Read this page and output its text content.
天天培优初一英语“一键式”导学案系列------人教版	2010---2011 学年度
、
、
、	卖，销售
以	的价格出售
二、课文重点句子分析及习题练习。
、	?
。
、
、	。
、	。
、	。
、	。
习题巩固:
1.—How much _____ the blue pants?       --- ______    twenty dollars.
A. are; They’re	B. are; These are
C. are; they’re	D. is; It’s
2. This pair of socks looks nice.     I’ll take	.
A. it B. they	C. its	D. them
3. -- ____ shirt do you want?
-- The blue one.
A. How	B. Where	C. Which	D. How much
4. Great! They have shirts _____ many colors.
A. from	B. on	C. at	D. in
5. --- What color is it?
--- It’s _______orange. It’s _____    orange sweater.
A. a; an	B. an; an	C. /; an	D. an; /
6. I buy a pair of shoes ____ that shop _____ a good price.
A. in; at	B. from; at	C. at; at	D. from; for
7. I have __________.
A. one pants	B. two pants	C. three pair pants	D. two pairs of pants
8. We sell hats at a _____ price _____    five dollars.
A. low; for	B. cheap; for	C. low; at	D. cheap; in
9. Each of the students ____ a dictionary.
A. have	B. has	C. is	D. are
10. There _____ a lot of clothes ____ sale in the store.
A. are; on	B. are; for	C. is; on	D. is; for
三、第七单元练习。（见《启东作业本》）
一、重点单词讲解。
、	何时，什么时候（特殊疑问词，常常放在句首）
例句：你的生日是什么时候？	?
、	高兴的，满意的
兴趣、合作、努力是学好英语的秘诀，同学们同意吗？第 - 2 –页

####

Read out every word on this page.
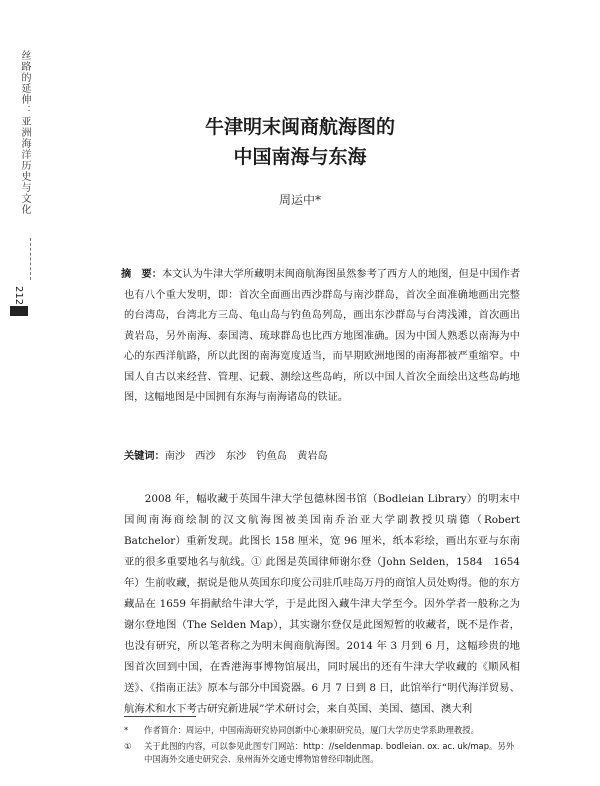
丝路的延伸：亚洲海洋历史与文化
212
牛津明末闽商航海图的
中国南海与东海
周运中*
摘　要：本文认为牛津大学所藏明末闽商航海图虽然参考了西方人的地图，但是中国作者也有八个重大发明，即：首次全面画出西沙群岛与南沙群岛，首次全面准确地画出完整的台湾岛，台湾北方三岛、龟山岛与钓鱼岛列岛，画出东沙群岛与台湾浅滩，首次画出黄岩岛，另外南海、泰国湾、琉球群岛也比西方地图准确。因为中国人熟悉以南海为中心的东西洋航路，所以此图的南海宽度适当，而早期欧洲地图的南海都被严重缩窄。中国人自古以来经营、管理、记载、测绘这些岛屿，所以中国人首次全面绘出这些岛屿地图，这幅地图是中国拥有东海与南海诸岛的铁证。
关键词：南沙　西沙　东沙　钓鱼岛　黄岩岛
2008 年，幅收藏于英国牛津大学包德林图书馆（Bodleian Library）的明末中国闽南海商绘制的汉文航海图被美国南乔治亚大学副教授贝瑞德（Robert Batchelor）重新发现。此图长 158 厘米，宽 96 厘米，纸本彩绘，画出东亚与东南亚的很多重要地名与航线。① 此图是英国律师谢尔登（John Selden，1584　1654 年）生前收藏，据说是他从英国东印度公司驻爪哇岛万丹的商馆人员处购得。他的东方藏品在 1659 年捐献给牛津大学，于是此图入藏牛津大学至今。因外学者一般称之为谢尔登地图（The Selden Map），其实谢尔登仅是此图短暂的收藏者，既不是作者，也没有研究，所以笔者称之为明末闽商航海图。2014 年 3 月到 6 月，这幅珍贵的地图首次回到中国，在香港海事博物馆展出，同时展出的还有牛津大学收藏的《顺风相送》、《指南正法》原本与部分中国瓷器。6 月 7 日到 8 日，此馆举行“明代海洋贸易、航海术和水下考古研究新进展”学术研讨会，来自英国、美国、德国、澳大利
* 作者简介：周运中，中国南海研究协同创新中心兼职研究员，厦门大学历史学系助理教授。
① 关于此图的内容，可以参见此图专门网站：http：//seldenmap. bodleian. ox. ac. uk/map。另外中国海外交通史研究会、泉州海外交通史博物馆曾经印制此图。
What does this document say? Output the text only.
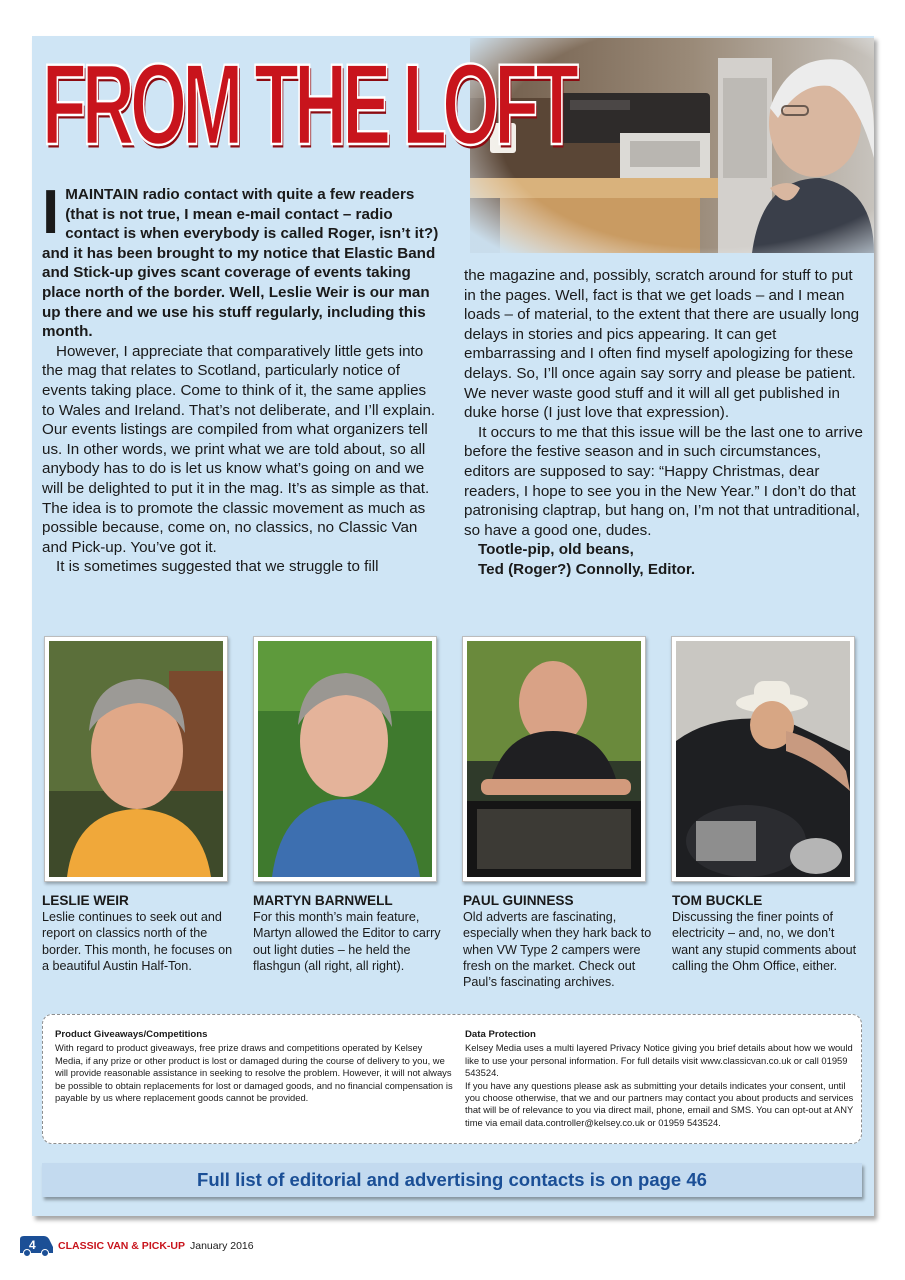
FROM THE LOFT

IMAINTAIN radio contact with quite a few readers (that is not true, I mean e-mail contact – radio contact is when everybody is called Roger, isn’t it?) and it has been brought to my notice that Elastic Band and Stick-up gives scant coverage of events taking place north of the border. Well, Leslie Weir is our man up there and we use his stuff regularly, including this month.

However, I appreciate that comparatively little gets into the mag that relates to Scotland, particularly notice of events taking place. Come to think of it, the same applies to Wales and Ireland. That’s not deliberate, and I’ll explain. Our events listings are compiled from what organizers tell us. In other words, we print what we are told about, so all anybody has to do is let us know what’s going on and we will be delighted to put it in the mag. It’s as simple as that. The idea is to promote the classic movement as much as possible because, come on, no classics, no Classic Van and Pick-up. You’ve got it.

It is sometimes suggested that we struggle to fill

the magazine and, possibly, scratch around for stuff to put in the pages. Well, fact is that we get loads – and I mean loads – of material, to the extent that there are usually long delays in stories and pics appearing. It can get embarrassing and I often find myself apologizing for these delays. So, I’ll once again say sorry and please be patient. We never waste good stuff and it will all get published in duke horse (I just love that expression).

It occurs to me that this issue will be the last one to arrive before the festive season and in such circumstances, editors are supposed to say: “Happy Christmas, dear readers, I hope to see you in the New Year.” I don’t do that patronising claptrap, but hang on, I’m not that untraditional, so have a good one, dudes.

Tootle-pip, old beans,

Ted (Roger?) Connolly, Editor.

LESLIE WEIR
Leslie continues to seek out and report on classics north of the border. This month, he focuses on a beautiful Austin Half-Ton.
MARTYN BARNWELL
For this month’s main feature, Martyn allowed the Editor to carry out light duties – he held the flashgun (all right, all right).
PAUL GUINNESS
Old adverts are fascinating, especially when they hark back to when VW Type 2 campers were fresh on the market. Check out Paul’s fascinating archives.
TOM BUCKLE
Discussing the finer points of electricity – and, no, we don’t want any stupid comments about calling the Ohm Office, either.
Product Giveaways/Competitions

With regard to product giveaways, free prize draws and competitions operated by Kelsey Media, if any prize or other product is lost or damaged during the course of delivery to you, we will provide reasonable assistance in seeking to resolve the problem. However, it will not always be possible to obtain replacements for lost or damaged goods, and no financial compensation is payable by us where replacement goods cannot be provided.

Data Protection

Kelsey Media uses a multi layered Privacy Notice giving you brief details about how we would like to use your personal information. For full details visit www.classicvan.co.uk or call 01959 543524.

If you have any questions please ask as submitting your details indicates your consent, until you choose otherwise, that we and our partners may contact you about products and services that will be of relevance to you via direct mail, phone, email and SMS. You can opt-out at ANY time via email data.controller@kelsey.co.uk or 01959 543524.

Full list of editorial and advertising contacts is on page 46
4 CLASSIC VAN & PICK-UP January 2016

####

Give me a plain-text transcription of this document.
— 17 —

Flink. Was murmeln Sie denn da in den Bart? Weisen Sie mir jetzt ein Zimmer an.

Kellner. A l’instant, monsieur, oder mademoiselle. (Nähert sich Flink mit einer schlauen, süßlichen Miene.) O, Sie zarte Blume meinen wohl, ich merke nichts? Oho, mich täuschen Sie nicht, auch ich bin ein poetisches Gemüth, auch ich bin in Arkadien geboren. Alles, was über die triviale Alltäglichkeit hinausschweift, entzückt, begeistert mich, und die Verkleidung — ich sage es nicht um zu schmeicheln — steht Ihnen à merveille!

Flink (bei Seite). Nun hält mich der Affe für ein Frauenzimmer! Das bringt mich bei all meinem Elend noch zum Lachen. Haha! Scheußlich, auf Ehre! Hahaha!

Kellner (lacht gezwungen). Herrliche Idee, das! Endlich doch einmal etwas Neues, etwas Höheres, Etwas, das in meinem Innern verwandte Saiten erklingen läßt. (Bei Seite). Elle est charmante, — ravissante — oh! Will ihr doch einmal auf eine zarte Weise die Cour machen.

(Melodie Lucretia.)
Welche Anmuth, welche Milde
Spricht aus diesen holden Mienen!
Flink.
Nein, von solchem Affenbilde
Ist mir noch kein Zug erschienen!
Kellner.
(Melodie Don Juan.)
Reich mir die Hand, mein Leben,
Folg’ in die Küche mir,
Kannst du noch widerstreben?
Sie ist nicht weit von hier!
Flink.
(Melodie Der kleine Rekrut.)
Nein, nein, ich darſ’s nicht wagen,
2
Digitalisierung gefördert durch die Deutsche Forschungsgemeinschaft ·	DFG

####

Return each line with "your".

Kelsey Media uses a multi layered Privacy Notice giving you brief details about how we would like to use your personal information. For full details visit www.classicvan.co.uk or call 01959 543524.
If you have any questions please ask as submitting your details indicates your consent, until you choose otherwise, that we and our partners may contact you about products and services that will be of relevance to you via direct mail, phone, email and SMS. You can opt-out at ANY time via email data.controller@kelsey.co.uk or 01959 543524.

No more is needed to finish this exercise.